> [EXERCISE PROMPT]: Everything from the line containing "What data populates" to the last line of the records must be returned verbatim; nothing else belongs in the output.

------------------------------------------------------------------------

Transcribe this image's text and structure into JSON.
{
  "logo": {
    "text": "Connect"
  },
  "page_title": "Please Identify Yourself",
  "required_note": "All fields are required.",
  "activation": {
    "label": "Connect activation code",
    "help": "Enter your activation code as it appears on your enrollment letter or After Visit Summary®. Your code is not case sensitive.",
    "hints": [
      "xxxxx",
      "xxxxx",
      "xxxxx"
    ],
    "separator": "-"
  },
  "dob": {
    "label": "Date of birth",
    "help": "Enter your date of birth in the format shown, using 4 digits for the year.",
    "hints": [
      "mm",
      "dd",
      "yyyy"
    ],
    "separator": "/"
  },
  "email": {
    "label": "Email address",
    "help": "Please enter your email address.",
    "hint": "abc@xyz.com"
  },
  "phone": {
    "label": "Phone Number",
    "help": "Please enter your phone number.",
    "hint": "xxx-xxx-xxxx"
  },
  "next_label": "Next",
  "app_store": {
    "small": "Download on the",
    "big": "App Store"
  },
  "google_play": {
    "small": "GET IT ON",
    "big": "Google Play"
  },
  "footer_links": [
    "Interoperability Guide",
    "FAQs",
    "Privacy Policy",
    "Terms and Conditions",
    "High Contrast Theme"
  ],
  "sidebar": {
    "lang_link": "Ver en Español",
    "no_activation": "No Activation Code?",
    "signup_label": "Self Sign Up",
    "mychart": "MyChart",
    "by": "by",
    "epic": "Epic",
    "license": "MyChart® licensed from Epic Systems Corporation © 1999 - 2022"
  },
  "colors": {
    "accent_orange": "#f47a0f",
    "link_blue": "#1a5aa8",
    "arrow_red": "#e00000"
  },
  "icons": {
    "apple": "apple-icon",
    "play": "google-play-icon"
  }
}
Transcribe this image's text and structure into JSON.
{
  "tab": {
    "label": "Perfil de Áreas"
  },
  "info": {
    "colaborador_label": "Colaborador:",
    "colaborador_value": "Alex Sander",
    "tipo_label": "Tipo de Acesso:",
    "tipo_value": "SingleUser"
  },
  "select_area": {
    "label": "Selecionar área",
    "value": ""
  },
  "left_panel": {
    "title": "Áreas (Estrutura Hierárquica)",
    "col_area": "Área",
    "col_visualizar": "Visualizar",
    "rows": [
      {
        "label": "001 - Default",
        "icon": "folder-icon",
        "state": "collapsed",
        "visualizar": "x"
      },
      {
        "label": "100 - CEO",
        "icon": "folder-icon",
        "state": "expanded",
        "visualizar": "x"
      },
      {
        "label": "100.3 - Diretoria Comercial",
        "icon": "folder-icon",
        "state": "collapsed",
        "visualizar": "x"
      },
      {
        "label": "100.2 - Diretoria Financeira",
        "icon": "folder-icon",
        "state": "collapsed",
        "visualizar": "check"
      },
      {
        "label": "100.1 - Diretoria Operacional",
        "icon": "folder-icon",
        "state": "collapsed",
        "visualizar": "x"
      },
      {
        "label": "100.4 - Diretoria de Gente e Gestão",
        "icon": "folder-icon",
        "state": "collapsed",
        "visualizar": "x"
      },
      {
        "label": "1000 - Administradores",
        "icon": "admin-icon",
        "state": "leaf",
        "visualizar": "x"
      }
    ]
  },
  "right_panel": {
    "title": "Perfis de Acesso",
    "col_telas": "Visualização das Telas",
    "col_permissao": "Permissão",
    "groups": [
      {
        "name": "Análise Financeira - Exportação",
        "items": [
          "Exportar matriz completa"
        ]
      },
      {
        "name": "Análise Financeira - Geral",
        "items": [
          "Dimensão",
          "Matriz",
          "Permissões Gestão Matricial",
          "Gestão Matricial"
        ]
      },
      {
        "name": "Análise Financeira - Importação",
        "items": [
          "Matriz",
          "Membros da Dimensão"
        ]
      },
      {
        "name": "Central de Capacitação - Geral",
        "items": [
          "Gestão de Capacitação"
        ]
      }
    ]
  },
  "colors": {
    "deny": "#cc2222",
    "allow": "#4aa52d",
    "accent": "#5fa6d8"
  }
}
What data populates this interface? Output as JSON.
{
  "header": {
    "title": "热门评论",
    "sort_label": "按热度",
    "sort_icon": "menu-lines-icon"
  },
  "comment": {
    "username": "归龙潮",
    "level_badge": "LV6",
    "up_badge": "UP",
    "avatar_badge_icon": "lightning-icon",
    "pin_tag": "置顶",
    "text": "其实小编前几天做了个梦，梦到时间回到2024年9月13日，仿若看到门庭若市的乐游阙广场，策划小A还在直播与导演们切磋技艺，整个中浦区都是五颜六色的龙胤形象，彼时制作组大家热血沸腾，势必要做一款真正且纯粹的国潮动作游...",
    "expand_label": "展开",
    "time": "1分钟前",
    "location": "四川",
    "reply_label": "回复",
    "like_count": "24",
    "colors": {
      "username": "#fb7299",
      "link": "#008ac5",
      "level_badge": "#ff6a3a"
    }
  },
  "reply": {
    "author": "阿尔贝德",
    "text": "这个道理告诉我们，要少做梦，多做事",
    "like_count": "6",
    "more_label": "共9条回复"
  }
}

------------------------------------------------------------------------

> [OUTPUT BELOW]:
What data populates this interface? Output as JSON.
{
  "header": {
    "title": "热门评论",
    "sort_label": "按热度",
    "sort_icon": "menu-lines-icon"
  },
  "comment": {
    "username": "归龙潮",
    "level_badge": "LV6",
    "up_badge": "UP",
    "avatar_badge_icon": "lightning-icon",
    "pin_tag": "置顶",
    "text": "其实小编前几天做了个梦，梦到时间回到2024年9月13日，仿若看到门庭若市的乐游阙广场，策划小A还在直播与导演们切磋技艺，整个中浦区都是五颜六色的龙胤形象，彼时制作组大家热血沸腾，势必要做一款真正且纯粹的国潮动作游...",
    "expand_label": "展开",
    "time": "1分钟前",
    "location": "四川",
    "reply_label": "回复",
    "like_count": "24",
    "colors": {
      "username": "#fb7299",
      "link": "#008ac5",
      "level_badge": "#ff6a3a"
    }
  },
  "reply": {
    "author": "阿尔贝德",
    "text": "这个道理告诉我们，要少做梦，多做事",
    "like_count": "6",
    "more_label": "共9条回复"
  }
}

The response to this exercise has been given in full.